- **EXERCISE DETAILS**:
Look through the records below and collect all lines that hold the string "Priority".

- **DATA IN THIS EXERCISE**:

-- Start --

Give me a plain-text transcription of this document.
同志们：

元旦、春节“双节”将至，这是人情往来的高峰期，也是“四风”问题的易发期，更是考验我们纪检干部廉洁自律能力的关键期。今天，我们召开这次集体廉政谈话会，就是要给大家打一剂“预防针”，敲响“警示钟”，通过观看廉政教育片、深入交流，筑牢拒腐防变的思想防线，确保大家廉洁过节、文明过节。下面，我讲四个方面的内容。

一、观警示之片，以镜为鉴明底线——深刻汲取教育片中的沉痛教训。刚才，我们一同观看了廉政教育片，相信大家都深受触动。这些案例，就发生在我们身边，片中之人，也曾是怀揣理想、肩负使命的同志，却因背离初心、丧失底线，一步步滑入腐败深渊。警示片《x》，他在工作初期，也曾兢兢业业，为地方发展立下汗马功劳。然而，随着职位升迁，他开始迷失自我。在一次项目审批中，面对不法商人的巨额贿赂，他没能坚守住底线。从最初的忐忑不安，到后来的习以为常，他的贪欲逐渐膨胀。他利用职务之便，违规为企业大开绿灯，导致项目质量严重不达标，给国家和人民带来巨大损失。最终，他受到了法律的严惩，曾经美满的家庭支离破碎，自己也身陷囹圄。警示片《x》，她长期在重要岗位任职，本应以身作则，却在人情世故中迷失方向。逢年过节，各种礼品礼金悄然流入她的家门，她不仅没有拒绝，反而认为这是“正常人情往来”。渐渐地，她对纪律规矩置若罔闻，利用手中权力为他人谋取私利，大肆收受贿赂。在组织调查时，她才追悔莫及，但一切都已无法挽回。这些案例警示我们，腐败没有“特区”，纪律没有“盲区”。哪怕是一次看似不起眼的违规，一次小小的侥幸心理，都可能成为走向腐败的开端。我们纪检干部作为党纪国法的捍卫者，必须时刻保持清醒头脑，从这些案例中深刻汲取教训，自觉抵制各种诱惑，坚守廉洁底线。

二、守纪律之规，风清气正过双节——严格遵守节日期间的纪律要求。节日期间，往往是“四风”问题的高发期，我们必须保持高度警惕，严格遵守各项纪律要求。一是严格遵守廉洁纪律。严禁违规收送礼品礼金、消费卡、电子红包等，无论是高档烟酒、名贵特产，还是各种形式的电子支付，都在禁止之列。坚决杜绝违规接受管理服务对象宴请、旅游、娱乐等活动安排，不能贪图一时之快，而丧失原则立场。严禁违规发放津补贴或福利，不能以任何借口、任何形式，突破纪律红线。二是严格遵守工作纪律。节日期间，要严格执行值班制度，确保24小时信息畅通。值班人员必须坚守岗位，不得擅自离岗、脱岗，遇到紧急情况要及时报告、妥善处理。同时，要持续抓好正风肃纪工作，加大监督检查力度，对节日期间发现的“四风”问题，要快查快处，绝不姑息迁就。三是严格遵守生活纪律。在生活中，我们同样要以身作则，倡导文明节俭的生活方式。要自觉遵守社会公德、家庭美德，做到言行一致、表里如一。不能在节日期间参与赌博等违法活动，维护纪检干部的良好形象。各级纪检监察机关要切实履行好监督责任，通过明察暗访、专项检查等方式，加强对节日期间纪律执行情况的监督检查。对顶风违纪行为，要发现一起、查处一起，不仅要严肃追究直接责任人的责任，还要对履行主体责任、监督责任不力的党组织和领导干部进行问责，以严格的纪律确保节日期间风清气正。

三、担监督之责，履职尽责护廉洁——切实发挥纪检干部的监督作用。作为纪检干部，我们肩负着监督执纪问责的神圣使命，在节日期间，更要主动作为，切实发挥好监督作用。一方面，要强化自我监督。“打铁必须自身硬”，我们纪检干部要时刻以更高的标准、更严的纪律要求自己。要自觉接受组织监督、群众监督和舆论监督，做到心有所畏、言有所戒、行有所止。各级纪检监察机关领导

-- End --
-- Start --

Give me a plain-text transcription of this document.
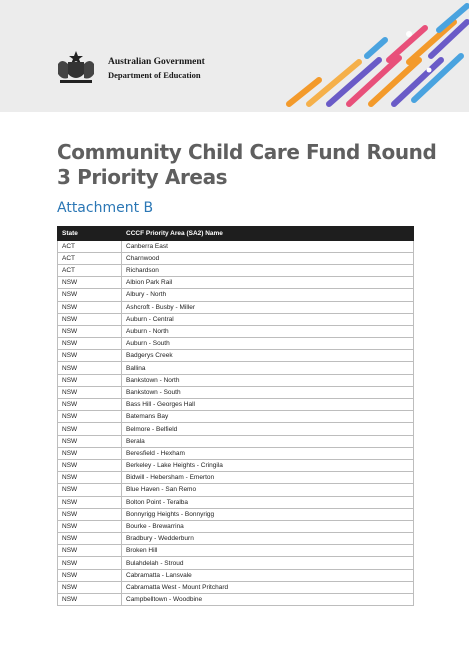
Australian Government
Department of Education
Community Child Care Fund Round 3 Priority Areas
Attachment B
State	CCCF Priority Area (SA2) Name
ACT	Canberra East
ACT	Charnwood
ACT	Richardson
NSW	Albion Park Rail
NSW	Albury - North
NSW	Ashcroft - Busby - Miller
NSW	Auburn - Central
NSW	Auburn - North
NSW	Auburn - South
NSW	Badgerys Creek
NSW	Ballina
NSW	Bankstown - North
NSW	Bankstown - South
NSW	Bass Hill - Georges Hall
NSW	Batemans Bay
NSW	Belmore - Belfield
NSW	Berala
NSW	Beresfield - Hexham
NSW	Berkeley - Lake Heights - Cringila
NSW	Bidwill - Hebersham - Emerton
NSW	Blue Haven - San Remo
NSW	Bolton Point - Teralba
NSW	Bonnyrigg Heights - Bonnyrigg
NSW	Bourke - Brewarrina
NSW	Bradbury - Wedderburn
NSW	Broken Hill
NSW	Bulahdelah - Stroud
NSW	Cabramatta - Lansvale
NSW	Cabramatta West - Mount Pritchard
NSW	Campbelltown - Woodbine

-- End --

- **EXERCISE RESPONSE**:
Community Child Care Fund Round 3 Priority Areas
State	CCCF Priority Area (SA2) Name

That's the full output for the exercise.